------ TASK INPUT
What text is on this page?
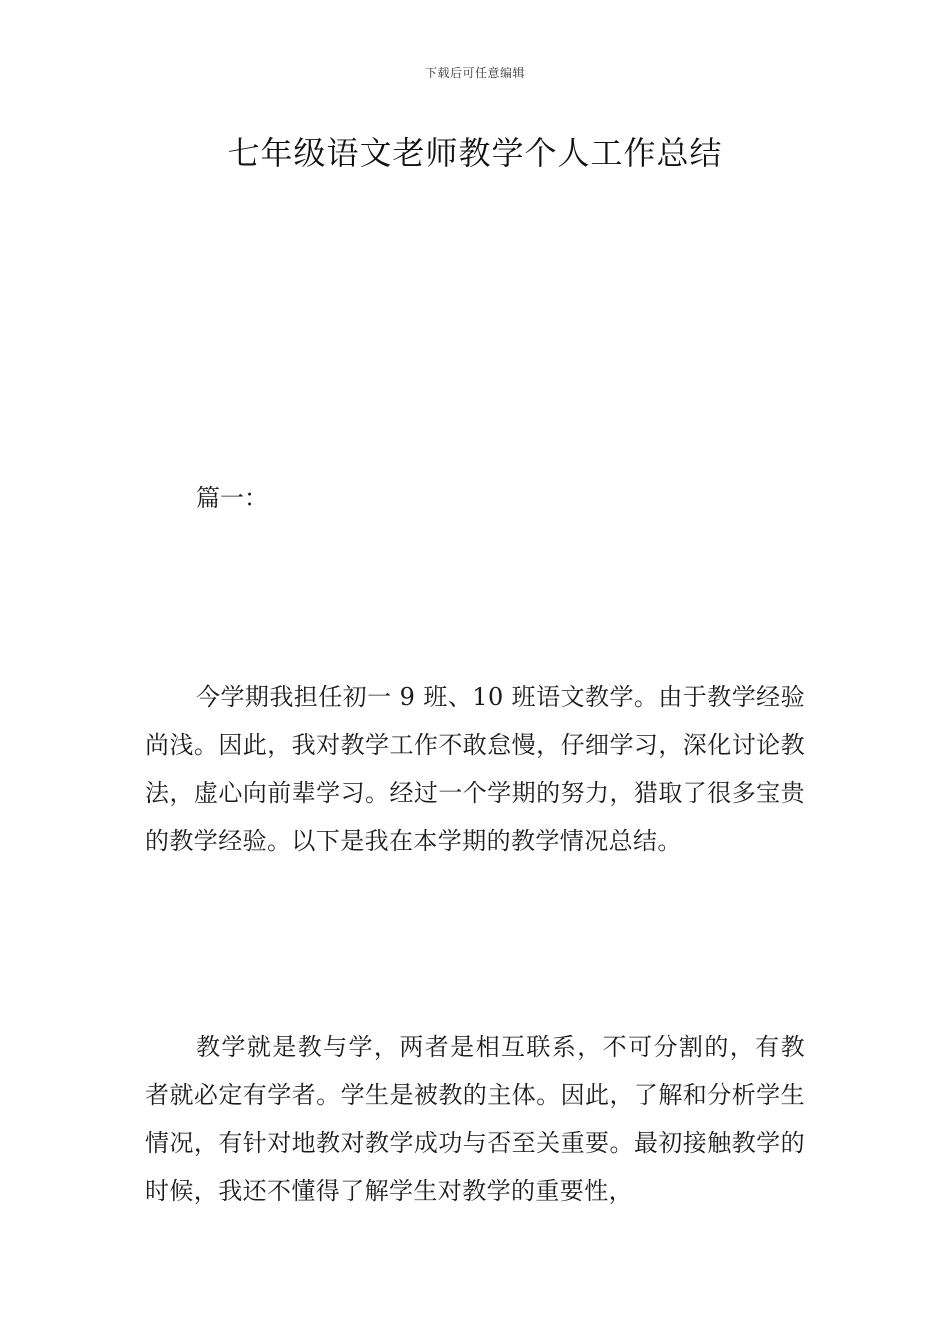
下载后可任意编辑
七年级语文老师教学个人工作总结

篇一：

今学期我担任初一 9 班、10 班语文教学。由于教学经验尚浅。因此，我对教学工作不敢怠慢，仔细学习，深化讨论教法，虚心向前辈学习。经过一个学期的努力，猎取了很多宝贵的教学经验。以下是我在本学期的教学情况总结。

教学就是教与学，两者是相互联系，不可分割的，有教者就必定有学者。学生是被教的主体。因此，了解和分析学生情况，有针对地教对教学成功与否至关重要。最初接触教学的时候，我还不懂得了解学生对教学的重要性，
------------
------ TASK INPUT
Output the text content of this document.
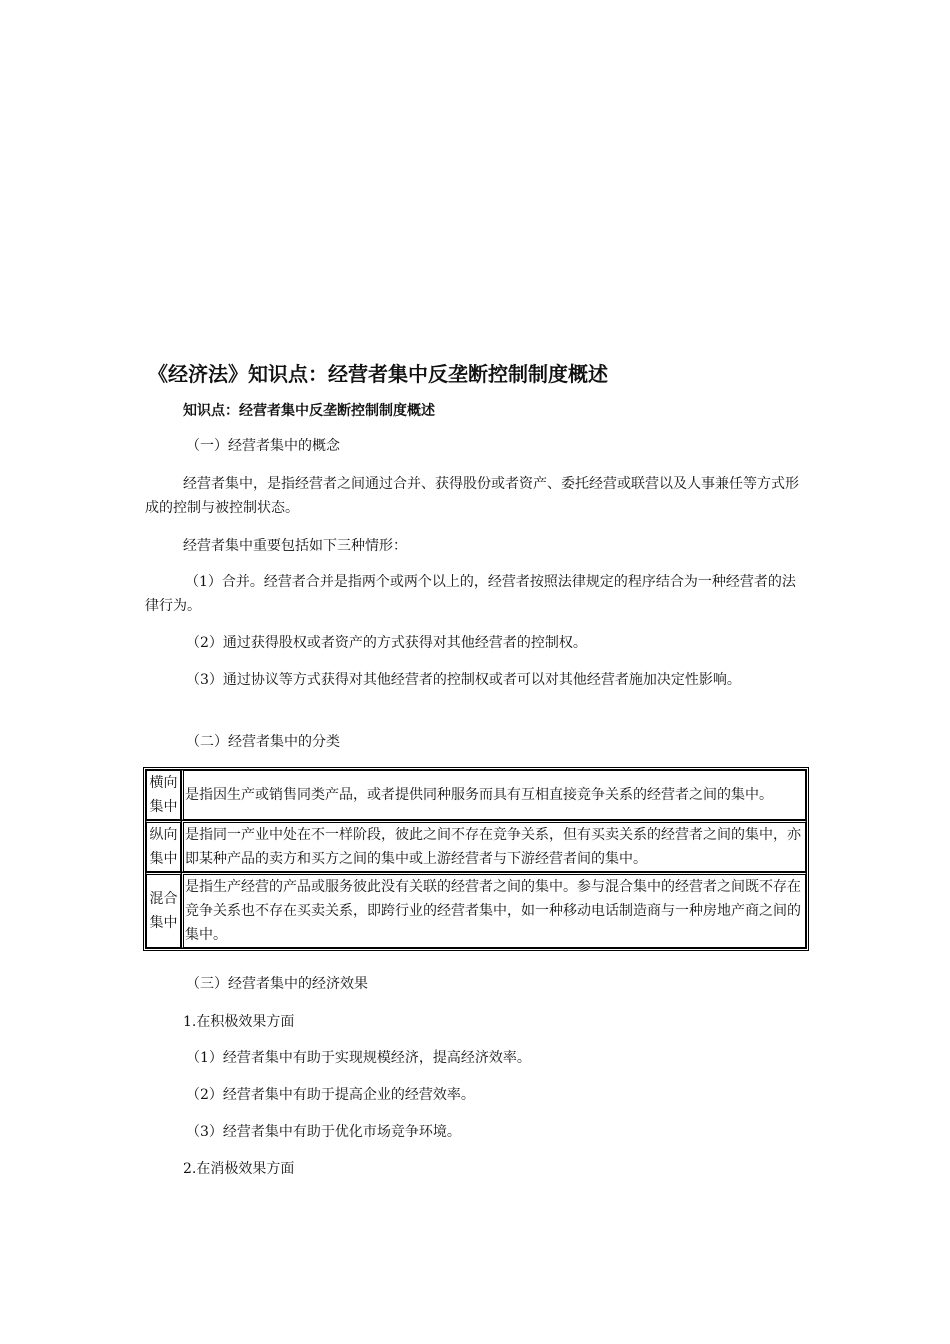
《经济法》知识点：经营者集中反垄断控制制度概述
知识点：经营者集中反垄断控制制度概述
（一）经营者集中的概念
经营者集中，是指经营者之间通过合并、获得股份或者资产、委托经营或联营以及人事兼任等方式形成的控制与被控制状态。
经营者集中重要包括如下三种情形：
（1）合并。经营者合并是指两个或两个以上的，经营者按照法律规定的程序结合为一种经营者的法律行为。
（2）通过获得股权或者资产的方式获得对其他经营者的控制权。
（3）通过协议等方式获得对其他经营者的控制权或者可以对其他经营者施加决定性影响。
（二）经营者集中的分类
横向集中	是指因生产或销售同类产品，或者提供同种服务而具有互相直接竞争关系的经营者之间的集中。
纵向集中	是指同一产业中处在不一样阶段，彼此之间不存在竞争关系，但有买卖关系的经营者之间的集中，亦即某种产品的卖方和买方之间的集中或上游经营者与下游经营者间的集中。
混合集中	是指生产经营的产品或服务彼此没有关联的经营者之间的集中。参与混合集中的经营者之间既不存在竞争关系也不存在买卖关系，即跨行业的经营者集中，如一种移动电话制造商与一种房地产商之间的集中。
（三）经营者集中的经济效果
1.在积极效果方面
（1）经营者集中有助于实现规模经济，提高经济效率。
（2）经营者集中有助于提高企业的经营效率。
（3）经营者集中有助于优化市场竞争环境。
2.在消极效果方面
------------
------ TASK INPUT
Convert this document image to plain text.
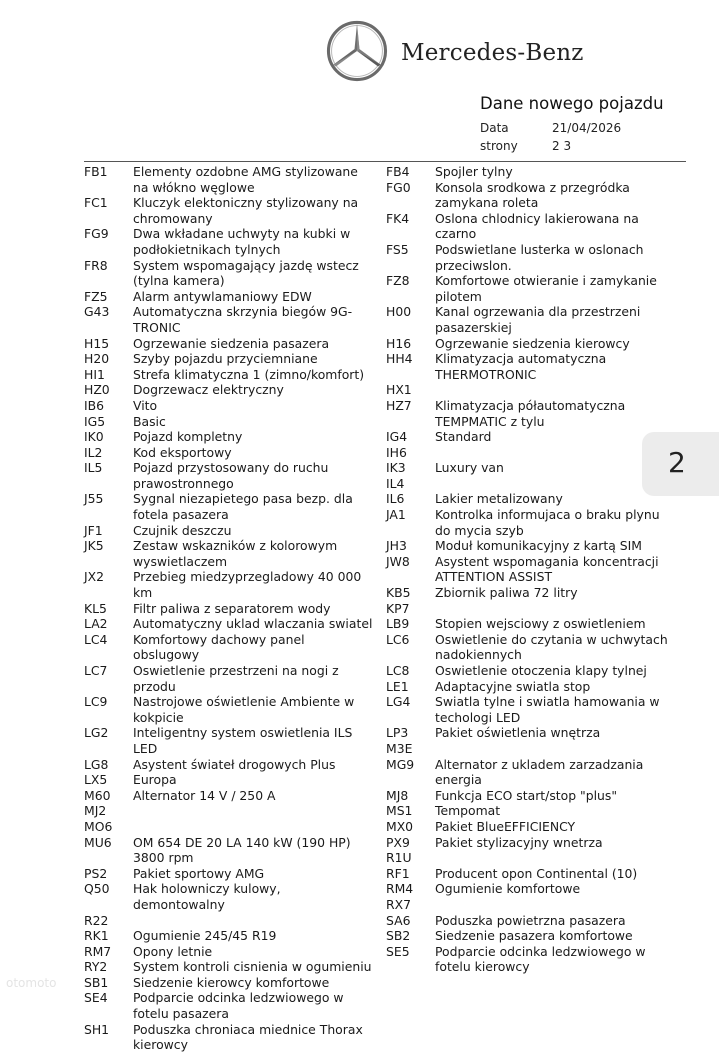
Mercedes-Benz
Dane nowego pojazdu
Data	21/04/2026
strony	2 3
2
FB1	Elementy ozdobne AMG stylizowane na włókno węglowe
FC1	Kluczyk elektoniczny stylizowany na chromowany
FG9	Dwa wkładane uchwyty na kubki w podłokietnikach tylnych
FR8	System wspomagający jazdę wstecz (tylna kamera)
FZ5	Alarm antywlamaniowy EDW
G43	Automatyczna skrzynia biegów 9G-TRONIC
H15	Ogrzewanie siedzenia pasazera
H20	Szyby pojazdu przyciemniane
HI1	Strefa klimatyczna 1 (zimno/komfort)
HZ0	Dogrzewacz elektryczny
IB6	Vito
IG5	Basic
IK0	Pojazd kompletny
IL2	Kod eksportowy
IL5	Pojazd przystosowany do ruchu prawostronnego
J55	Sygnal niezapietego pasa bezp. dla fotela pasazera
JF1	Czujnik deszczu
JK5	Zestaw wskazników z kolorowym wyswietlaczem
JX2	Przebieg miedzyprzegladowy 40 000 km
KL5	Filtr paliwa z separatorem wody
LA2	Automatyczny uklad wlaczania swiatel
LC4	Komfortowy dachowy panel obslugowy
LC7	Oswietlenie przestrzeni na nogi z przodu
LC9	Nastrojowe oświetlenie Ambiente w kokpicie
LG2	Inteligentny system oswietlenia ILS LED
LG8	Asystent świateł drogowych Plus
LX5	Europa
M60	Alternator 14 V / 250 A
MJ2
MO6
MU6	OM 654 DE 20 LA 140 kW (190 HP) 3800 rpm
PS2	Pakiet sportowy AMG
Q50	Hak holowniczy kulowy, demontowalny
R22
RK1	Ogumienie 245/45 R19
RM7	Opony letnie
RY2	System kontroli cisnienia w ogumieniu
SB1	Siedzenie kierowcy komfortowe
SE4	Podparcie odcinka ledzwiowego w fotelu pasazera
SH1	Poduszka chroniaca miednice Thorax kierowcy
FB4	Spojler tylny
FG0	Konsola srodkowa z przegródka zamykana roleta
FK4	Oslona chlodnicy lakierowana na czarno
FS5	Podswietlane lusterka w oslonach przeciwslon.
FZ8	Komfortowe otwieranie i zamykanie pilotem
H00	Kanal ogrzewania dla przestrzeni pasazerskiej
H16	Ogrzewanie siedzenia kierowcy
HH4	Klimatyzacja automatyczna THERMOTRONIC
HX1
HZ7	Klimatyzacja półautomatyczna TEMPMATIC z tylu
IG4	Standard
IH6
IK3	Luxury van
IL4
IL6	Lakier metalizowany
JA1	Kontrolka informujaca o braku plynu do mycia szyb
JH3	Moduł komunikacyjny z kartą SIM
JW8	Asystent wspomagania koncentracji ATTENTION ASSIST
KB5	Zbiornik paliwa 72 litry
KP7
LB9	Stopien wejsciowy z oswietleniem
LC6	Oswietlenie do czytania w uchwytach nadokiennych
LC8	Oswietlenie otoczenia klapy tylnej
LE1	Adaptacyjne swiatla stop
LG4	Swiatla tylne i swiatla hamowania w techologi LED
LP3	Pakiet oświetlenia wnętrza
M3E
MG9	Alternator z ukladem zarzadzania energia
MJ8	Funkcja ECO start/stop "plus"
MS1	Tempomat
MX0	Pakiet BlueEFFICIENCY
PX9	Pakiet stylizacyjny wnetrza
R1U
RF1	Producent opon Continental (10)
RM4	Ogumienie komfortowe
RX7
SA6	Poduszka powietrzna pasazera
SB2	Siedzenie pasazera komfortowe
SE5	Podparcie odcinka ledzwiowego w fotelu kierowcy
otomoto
------------
→ **THE TASK**:
Reproduce every line of the listing above in which the string "pasazera" appears.

→ **SOLUTION**:
H15	Ogrzewanie siedzenia pasazera
J55	Sygnal niezapietego pasa bezp. dla fotela pasazera
SE4	Podparcie odcinka ledzwiowego w fotelu pasazera
SA6	Poduszka powietrzna pasazera
SB2	Siedzenie pasazera komfortowe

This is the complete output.